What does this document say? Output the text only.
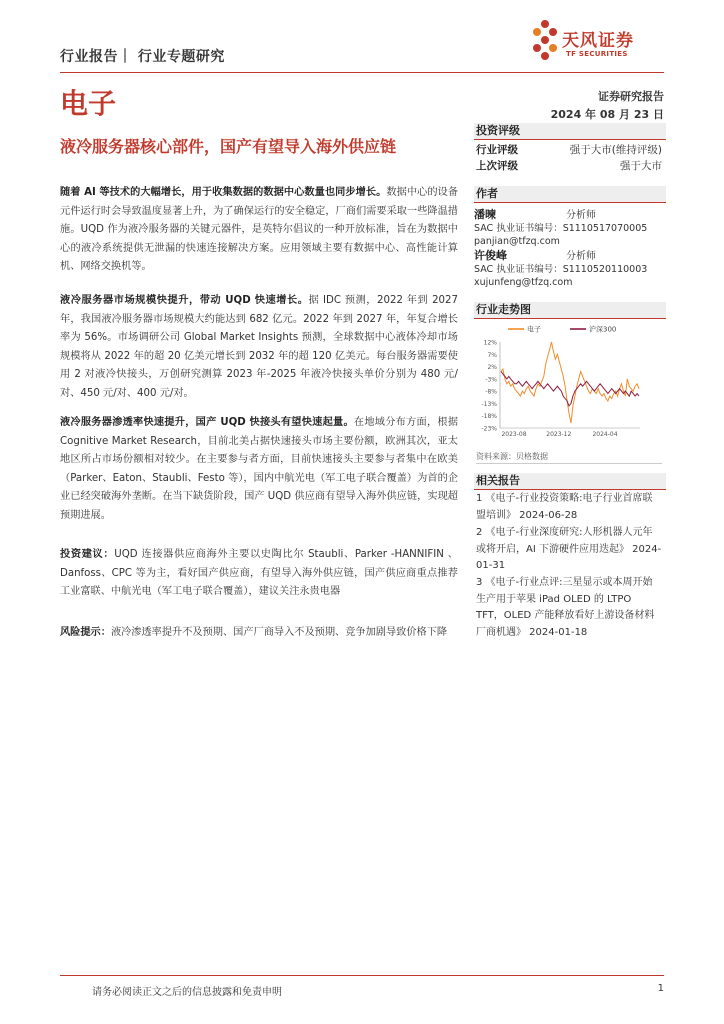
行业报告｜ 行业专题研究
电子	证券研究报告
2024 年 08 月 23 日
液冷服务器核心部件，国产有望导入海外供应链
天风证券
TF SECURITIES
随着 AI 等技术的大幅增长，用于收集数据的数据中心数量也同步增长。数据中心的设备元件运行时会导致温度显著上升，为了确保运行的安全稳定，厂商们需要采取一些降温措施。UQD 作为液冷服务器的关键元器件，是英特尔倡议的一种开放标准，旨在为数据中心的液冷系统提供无泄漏的快速连接解决方案。应用领域主要有数据中心、高性能计算机、网络交换机等。
液冷服务器市场规模快提升，带动 UQD 快速增长。据 IDC 预测，2022 年到 2027 年，我国液冷服务器市场规模大约能达到 682 亿元。2022 年到 2027 年，年复合增长率为 56%。市场调研公司 Global Market Insights 预测，全球数据中心液体冷却市场规模将从 2022 年的超 20 亿美元增长到 2032 年的超 120 亿美元。每台服务器需要使用 2 对液冷快接头，万创研究测算 2023 年-2025 年液冷快接头单价分别为 480 元/对、450 元/对、400 元/对。
液冷服务器渗透率快速提升，国产 UQD 快接头有望快速起量。在地域分布方面，根据 Cognitive Market Research，目前北美占据快速接头市场主要份额，欧洲其次，亚太地区所占市场份额相对较少。在主要参与者方面，目前快速接头主要参与者集中在欧美（Parker、Eaton、Staubli、Festo 等），国内中航光电（军工电子联合覆盖）为首的企业已经突破海外垄断。在当下缺货阶段，国产 UQD 供应商有望导入海外供应链，实现超预期进展。
投资建议：UQD 连接器供应商海外主要以史陶比尔 Staubli、Parker -HANNIFIN 、Danfoss、CPC 等为主，看好国产供应商，有望导入海外供应链，国产供应商重点推荐工业富联、中航光电（军工电子联合覆盖），建议关注永贵电器
风险提示：液冷渗透率提升不及预期、国产厂商导入不及预期、竞争加剧导致价格下降
投资评级
行业评级	强于大市(维持评级)
上次评级	强于大市
作者
潘暕	分析师
SAC 执业证书编号：S1110517070005
panjian@tfzq.com
许俊峰	分析师
SAC 执业证书编号：S1110520110003
xujunfeng@tfzq.com
行业走势图
12%
7%
2%
-3%
-8%
-13%
-18%
-23%
2023-08	2023-12	2024-04
电子	沪深300
资料来源：贝格数据
相关报告
1 《电子-行业投资策略:电子行业首席联盟培训》 2024-06-28
2 《电子-行业深度研究:人形机器人元年或将开启，AI 下游硬件应用迭起》 2024-01-31
3 《电子-行业点评:三星显示或本周开始生产用于苹果 iPad OLED 的 LTPO TFT，OLED 产能释放看好上游设备材料厂商机遇》 2024-01-18
请务必阅读正文之后的信息披露和免责申明	1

YOUR OBJECTIVE
Set the listing down in full and exactly. Pictures within it should not appear in the copy.

FULL ANSWER
What does this document say? Output the text only.
行业报告｜ 行业专题研究
电子	证券研究报告
2024 年 08 月 23 日
液冷服务器核心部件，国产有望导入海外供应链
天风证券
TF SECURITIES
随着 AI 等技术的大幅增长，用于收集数据的数据中心数量也同步增长。数据中心的设备元件运行时会导致温度显著上升，为了确保运行的安全稳定，厂商们需要采取一些降温措施。UQD 作为液冷服务器的关键元器件，是英特尔倡议的一种开放标准，旨在为数据中心的液冷系统提供无泄漏的快速连接解决方案。应用领域主要有数据中心、高性能计算机、网络交换机等。
液冷服务器市场规模快提升，带动 UQD 快速增长。据 IDC 预测，2022 年到 2027 年，我国液冷服务器市场规模大约能达到 682 亿元。2022 年到 2027 年，年复合增长率为 56%。市场调研公司 Global Market Insights 预测，全球数据中心液体冷却市场规模将从 2022 年的超 20 亿美元增长到 2032 年的超 120 亿美元。每台服务器需要使用 2 对液冷快接头，万创研究测算 2023 年-2025 年液冷快接头单价分别为 480 元/对、450 元/对、400 元/对。
液冷服务器渗透率快速提升，国产 UQD 快接头有望快速起量。在地域分布方面，根据 Cognitive Market Research，目前北美占据快速接头市场主要份额，欧洲其次，亚太地区所占市场份额相对较少。在主要参与者方面，目前快速接头主要参与者集中在欧美（Parker、Eaton、Staubli、Festo 等），国内中航光电（军工电子联合覆盖）为首的企业已经突破海外垄断。在当下缺货阶段，国产 UQD 供应商有望导入海外供应链，实现超预期进展。
投资建议：UQD 连接器供应商海外主要以史陶比尔 Staubli、Parker -HANNIFIN 、Danfoss、CPC 等为主，看好国产供应商，有望导入海外供应链，国产供应商重点推荐工业富联、中航光电（军工电子联合覆盖），建议关注永贵电器
风险提示：液冷渗透率提升不及预期、国产厂商导入不及预期、竞争加剧导致价格下降
投资评级
行业评级	强于大市(维持评级)
上次评级	强于大市
作者
潘暕	分析师
SAC 执业证书编号：S1110517070005
panjian@tfzq.com
许俊峰	分析师
SAC 执业证书编号：S1110520110003
xujunfeng@tfzq.com
行业走势图
12%
7%
2%
-3%
-8%
-13%
-18%
-23%
2023-08	2023-12	2024-04
电子	沪深300
资料来源：贝格数据
相关报告
1 《电子-行业投资策略:电子行业首席联盟培训》 2024-06-28
2 《电子-行业深度研究:人形机器人元年或将开启，AI 下游硬件应用迭起》 2024-01-31
3 《电子-行业点评:三星显示或本周开始生产用于苹果 iPad OLED 的 LTPO TFT，OLED 产能释放看好上游设备材料厂商机遇》 2024-01-18
请务必阅读正文之后的信息披露和免责申明	1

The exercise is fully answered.